## Data
· · ·

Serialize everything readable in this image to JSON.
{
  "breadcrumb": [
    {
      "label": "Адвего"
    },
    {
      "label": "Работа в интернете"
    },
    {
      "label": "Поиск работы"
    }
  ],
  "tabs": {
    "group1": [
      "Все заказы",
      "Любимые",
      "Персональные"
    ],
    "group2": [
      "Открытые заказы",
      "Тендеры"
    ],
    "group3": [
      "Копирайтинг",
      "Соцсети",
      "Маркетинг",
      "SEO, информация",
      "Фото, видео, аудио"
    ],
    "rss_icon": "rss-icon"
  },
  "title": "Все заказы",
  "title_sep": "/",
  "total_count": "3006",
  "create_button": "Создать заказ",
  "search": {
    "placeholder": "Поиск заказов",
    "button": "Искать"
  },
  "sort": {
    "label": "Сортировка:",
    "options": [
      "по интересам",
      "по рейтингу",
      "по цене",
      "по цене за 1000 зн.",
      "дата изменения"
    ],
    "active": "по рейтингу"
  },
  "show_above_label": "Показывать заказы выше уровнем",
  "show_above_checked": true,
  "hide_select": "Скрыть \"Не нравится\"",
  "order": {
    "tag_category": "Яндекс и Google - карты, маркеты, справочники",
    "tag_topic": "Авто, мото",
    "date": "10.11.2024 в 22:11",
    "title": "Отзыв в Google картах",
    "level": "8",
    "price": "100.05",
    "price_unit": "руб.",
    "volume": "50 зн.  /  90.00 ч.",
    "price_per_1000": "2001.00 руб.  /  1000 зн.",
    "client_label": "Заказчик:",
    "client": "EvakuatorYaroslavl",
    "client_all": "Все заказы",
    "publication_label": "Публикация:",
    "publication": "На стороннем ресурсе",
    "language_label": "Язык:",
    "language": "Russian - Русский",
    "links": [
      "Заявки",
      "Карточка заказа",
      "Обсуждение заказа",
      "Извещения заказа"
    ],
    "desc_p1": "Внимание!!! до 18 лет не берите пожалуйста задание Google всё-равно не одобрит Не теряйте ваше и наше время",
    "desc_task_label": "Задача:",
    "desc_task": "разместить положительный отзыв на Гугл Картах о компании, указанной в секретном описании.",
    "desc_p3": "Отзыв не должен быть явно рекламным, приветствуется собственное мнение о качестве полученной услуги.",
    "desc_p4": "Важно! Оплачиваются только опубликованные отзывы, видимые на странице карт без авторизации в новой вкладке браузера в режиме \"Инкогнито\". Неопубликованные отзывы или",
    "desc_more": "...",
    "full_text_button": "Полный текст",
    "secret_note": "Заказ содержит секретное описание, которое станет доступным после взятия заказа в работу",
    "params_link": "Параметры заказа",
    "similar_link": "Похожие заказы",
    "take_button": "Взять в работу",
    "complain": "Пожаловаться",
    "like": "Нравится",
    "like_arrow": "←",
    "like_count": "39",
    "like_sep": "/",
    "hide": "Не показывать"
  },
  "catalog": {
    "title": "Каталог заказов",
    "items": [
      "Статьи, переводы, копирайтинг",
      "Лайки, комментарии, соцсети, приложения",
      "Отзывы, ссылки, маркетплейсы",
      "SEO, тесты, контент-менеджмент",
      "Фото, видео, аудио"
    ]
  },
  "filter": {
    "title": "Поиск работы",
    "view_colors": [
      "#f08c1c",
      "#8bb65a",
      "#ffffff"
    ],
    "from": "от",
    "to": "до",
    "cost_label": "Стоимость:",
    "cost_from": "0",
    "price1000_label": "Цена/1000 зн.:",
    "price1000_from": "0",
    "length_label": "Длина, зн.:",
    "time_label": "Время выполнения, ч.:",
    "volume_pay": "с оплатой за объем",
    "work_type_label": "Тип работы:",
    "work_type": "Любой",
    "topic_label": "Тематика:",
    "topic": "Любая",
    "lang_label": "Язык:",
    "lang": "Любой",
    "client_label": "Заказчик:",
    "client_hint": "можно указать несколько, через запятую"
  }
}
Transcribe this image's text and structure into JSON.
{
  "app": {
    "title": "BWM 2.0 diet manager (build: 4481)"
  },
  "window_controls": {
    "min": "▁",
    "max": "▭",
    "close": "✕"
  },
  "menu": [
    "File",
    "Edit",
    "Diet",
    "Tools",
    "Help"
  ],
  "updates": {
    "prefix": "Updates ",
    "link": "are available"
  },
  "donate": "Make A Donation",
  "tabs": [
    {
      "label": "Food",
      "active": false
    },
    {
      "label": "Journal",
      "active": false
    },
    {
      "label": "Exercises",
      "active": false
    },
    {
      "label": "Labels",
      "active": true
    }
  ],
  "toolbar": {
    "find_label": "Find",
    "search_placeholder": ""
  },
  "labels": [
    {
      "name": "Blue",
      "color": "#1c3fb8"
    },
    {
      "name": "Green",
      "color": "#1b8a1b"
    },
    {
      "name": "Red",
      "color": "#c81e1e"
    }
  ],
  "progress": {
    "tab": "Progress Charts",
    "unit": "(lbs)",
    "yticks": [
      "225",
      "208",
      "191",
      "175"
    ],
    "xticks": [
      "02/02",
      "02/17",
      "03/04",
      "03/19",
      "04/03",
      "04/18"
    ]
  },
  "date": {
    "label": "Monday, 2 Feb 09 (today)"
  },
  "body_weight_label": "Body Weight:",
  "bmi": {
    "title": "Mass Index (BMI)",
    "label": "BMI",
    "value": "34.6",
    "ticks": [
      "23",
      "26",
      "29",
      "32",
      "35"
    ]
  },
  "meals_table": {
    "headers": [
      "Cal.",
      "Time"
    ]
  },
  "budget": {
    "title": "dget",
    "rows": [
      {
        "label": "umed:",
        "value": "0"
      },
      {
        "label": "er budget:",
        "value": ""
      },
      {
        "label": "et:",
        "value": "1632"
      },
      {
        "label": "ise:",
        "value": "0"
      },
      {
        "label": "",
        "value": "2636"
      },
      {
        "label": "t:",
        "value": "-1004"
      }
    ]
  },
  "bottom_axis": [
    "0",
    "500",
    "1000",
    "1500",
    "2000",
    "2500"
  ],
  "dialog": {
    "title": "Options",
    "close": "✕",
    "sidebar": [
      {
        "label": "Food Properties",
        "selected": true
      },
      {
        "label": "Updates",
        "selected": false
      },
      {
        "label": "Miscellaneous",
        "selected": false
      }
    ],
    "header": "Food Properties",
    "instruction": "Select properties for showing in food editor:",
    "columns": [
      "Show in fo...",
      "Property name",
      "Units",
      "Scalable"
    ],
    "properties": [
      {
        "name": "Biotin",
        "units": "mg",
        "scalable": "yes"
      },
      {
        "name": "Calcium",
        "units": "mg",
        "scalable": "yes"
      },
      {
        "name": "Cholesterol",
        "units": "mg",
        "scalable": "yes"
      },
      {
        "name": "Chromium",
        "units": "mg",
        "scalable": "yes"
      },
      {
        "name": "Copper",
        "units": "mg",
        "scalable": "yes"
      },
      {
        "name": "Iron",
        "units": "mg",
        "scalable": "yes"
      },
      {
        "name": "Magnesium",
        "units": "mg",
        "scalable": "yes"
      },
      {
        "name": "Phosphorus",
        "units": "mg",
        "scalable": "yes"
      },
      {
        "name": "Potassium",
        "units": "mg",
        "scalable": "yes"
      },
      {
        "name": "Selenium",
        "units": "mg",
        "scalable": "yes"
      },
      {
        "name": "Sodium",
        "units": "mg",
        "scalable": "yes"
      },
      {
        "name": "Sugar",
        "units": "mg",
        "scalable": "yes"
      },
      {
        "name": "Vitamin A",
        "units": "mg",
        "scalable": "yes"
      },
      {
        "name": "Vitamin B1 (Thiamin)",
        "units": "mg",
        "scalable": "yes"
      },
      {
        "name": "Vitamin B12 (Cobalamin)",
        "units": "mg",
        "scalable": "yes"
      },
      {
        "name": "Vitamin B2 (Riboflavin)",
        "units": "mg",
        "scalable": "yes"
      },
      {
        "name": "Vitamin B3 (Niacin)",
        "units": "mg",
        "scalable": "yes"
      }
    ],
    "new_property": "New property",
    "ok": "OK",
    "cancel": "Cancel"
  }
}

· · ·

## Instruction
Locate all lines in the listing above with the word "true" and copy them.

## Complete output
  "show_above_checked": true,
      "active": true
        "selected": true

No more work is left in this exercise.